Excerpts from a layout annotation set

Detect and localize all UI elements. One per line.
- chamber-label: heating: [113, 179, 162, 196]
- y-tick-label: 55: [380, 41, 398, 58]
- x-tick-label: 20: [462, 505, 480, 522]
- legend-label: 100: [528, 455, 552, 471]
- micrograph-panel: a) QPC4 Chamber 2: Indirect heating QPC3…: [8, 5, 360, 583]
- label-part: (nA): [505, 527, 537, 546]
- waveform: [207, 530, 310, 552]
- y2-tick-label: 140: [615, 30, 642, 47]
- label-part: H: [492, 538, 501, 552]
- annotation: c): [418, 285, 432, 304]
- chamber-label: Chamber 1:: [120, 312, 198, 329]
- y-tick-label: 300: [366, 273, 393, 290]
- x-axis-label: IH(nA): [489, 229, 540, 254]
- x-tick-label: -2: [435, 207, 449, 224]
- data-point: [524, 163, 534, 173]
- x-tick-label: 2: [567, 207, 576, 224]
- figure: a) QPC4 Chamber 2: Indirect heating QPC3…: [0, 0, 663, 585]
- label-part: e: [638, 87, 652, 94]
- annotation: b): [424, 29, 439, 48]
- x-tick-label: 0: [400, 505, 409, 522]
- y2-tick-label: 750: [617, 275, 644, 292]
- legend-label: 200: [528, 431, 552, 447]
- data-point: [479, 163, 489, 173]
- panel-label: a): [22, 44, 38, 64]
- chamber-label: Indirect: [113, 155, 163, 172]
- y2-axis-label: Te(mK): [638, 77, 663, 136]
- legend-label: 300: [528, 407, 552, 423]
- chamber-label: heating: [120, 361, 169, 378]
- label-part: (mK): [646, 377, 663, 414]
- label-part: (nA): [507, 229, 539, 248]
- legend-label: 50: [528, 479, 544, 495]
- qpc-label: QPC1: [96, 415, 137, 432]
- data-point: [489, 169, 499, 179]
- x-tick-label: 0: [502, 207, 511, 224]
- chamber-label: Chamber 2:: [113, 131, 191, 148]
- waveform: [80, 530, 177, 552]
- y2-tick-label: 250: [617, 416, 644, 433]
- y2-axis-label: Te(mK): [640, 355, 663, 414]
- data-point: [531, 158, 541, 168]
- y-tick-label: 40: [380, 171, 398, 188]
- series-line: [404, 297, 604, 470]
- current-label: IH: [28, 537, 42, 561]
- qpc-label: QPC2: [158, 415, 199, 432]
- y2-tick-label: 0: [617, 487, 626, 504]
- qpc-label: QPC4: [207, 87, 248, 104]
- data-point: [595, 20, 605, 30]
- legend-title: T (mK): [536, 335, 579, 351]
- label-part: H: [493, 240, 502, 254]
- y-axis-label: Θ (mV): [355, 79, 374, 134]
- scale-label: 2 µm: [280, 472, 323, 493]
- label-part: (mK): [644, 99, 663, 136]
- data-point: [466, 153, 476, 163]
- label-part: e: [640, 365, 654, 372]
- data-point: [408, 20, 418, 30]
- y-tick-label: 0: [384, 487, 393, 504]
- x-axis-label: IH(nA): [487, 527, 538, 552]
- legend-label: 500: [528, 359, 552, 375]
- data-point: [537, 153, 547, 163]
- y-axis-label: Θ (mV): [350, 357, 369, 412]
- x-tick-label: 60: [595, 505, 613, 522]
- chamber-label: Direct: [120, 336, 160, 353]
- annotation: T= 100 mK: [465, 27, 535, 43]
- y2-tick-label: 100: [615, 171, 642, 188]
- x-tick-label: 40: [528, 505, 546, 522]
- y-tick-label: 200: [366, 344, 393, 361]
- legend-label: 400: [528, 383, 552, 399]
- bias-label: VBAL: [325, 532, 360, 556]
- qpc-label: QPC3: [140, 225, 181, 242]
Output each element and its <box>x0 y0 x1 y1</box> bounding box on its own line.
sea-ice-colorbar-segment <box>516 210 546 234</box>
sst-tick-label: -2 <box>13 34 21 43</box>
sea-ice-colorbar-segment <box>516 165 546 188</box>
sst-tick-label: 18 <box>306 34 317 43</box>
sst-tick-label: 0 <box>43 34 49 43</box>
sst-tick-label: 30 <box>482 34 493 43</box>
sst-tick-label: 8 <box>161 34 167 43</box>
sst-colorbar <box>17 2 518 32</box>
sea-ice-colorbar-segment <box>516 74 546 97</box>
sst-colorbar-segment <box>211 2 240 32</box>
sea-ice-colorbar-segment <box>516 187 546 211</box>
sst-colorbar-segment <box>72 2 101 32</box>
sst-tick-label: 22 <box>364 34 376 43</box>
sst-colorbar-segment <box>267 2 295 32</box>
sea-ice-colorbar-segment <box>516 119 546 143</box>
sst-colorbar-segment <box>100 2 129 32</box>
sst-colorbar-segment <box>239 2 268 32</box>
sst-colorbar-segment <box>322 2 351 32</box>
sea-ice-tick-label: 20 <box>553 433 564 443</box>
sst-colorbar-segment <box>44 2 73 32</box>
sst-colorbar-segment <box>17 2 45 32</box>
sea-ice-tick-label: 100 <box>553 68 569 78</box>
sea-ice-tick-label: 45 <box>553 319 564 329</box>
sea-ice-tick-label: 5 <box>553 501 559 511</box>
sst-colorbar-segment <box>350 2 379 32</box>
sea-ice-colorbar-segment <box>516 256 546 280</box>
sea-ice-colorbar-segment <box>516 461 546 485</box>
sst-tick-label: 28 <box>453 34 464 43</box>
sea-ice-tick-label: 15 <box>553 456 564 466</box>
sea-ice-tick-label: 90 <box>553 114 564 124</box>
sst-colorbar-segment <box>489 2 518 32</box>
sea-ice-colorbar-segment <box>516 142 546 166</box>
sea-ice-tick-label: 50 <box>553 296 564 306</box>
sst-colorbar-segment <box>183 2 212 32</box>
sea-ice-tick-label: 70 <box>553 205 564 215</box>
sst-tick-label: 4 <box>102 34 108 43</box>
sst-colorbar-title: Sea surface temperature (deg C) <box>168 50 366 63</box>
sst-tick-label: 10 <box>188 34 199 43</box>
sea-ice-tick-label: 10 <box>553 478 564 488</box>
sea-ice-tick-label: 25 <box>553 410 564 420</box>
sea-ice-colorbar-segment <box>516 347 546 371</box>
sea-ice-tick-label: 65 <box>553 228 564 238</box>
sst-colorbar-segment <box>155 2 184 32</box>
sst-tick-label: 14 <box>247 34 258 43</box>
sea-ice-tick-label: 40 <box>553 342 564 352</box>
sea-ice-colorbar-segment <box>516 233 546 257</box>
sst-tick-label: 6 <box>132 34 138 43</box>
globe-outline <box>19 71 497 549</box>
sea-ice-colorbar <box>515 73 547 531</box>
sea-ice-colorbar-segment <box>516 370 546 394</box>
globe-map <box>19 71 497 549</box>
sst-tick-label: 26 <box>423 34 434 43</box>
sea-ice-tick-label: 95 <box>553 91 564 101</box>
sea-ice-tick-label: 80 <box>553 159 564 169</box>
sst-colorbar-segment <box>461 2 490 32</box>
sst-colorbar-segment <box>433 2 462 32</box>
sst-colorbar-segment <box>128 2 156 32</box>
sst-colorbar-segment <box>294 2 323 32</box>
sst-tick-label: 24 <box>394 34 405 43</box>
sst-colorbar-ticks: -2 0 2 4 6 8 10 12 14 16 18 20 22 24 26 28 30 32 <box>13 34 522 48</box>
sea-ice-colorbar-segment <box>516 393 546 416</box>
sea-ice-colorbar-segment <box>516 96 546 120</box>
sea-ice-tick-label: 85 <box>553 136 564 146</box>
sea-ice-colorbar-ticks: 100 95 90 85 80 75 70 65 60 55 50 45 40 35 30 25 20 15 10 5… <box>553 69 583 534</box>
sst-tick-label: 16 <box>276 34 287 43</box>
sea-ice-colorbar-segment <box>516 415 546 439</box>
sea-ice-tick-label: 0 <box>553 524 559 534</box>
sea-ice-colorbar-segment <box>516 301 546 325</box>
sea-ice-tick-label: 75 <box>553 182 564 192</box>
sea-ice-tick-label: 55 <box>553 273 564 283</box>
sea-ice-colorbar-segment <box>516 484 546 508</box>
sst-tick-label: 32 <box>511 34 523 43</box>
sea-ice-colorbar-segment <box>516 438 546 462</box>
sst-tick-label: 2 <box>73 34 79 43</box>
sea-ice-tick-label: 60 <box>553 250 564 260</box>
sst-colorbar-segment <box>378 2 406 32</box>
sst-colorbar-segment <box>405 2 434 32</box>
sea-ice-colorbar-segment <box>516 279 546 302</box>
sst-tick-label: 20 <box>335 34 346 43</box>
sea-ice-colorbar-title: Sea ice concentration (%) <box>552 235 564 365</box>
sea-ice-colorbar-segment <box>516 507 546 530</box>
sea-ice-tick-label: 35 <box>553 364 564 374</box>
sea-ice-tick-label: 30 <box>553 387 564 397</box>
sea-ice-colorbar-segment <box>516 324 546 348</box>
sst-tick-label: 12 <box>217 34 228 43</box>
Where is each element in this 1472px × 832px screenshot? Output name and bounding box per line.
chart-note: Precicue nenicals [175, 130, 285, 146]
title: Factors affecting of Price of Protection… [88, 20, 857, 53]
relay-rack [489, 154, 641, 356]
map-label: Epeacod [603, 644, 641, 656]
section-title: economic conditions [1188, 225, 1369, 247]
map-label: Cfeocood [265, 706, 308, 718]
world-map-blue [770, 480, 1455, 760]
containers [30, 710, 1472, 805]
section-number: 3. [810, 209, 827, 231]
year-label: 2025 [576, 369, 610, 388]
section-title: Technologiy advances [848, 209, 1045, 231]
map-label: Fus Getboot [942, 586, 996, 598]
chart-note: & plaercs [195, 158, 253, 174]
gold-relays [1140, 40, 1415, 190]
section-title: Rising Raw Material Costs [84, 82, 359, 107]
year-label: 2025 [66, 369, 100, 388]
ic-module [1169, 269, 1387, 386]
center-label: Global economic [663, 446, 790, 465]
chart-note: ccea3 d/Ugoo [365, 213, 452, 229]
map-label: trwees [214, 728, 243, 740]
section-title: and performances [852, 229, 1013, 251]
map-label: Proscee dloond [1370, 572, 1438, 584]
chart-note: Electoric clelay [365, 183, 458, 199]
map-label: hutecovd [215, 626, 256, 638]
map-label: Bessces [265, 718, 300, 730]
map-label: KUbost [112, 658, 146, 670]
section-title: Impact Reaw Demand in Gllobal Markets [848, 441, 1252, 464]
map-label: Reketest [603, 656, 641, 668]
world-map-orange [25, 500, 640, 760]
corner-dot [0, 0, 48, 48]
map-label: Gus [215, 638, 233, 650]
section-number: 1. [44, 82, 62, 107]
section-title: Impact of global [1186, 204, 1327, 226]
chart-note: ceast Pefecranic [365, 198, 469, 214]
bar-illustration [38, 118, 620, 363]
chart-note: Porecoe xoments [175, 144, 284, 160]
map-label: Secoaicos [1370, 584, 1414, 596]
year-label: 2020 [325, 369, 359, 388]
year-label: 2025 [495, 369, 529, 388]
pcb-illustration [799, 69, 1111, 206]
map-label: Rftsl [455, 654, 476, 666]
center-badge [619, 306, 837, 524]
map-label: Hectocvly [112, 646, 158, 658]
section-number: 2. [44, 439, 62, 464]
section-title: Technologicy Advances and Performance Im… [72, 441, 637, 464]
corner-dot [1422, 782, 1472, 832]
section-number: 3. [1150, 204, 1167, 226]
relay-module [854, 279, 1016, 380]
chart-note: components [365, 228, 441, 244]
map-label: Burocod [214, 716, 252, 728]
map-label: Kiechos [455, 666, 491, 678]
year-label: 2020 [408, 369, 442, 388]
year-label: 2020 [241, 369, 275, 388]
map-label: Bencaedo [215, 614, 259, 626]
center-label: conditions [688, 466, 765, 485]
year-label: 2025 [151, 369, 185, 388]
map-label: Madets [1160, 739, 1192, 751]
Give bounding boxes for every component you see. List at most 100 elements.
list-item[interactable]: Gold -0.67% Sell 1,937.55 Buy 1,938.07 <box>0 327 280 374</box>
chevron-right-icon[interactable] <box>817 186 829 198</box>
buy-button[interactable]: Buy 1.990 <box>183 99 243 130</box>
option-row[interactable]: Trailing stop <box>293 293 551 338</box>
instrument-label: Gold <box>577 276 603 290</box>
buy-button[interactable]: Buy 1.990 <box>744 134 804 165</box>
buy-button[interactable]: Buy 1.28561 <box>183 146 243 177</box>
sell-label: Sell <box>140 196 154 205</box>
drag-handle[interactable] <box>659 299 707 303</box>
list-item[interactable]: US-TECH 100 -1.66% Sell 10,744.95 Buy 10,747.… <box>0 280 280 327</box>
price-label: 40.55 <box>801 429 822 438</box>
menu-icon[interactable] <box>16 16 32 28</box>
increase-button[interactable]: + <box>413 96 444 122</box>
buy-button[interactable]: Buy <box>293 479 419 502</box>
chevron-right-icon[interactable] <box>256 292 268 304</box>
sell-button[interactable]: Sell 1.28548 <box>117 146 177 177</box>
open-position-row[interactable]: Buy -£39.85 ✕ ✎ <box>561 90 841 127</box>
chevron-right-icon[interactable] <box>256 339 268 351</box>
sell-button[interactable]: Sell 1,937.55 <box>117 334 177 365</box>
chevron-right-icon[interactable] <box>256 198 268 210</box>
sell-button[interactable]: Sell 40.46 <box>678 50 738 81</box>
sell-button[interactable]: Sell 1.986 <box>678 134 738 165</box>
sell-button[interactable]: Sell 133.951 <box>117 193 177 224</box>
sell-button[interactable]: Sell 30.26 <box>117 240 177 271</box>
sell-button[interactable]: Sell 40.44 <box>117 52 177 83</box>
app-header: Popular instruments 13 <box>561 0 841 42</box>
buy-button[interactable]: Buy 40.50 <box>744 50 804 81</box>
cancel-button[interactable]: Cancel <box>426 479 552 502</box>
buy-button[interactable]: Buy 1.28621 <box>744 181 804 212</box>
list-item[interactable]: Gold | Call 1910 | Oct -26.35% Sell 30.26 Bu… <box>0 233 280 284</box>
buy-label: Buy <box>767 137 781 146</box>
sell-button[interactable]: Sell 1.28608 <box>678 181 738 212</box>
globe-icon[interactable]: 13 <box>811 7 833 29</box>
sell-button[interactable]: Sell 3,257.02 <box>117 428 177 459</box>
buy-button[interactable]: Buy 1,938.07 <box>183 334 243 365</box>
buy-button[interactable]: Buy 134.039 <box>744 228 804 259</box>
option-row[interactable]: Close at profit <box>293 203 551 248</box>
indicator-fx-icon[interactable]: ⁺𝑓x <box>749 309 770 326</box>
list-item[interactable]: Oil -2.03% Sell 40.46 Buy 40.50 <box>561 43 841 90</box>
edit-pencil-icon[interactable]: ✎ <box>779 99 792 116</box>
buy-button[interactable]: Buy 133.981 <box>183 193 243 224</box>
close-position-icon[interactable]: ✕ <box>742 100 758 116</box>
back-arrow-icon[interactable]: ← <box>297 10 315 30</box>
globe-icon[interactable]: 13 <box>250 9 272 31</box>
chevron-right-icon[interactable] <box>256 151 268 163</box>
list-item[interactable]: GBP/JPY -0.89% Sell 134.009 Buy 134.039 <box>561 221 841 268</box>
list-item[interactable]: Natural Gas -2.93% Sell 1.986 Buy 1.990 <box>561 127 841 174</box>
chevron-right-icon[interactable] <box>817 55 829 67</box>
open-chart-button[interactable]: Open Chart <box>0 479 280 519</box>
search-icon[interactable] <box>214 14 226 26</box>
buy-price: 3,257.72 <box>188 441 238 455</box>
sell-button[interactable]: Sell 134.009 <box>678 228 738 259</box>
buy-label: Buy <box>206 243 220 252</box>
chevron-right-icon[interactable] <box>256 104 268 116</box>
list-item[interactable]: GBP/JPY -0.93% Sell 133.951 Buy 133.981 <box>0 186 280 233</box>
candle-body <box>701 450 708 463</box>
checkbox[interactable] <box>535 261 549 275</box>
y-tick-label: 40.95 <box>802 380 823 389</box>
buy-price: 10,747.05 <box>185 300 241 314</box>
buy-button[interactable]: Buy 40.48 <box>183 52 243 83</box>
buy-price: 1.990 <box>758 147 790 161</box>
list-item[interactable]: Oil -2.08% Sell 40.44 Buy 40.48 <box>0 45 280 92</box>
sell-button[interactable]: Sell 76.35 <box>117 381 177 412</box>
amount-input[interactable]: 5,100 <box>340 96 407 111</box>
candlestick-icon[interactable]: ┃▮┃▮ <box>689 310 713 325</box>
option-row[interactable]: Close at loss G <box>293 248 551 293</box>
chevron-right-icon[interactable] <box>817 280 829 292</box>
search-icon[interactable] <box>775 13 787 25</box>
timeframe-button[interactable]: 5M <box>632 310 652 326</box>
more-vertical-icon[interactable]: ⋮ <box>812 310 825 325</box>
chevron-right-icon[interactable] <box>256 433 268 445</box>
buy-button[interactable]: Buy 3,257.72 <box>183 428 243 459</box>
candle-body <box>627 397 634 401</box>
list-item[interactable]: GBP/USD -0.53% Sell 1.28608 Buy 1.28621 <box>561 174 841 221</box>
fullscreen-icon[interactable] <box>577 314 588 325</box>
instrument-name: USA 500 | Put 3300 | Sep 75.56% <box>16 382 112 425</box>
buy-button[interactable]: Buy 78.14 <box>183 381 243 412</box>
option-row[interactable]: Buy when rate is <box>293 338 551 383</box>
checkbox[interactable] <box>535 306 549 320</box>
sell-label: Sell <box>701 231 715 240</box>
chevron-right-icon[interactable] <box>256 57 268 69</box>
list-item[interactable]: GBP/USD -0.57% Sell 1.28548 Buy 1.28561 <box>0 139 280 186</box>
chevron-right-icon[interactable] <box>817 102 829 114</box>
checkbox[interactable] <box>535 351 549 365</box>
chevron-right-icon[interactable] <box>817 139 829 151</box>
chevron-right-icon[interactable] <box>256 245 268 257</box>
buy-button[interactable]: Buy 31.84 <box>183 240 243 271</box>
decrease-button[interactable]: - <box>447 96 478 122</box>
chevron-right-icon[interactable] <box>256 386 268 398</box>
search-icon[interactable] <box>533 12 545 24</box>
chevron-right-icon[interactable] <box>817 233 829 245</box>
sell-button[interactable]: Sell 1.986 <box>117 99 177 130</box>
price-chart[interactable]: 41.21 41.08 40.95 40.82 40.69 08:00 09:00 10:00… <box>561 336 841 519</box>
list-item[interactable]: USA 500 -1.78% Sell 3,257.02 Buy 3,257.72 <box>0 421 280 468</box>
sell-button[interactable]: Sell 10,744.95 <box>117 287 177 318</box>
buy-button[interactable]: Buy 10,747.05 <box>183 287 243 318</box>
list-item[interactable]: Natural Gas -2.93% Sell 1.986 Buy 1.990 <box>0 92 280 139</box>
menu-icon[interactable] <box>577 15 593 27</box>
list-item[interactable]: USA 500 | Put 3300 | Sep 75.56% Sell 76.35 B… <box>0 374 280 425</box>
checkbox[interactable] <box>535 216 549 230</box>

→ WORK TO BE COMPLETED: Could you copy the rows word for word, beginning at the very first line and stopping after the line that contains "- annotation: b): [424, 29, 439, 48]"?

→ EXERCISE ANSWER:
Detect and localize all UI elements. One per line.
- chamber-label: heating: [113, 179, 162, 196]
- y-tick-label: 55: [380, 41, 398, 58]
- x-tick-label: 20: [462, 505, 480, 522]
- legend-label: 100: [528, 455, 552, 471]
- micrograph-panel: a) QPC4 Chamber 2: Indirect heating QPC3…: [8, 5, 360, 583]
- label-part: (nA): [505, 527, 537, 546]
- waveform: [207, 530, 310, 552]
- y2-tick-label: 140: [615, 30, 642, 47]
- label-part: H: [492, 538, 501, 552]
- annotation: c): [418, 285, 432, 304]
- chamber-label: Chamber 1:: [120, 312, 198, 329]
- y-tick-label: 300: [366, 273, 393, 290]
- x-axis-label: IH(nA): [489, 229, 540, 254]
- x-tick-label: -2: [435, 207, 449, 224]
- data-point: [524, 163, 534, 173]
- x-tick-label: 2: [567, 207, 576, 224]
- figure: a) QPC4 Chamber 2: Indirect heating QPC3…: [0, 0, 663, 585]
- label-part: e: [638, 87, 652, 94]
- annotation: b): [424, 29, 439, 48]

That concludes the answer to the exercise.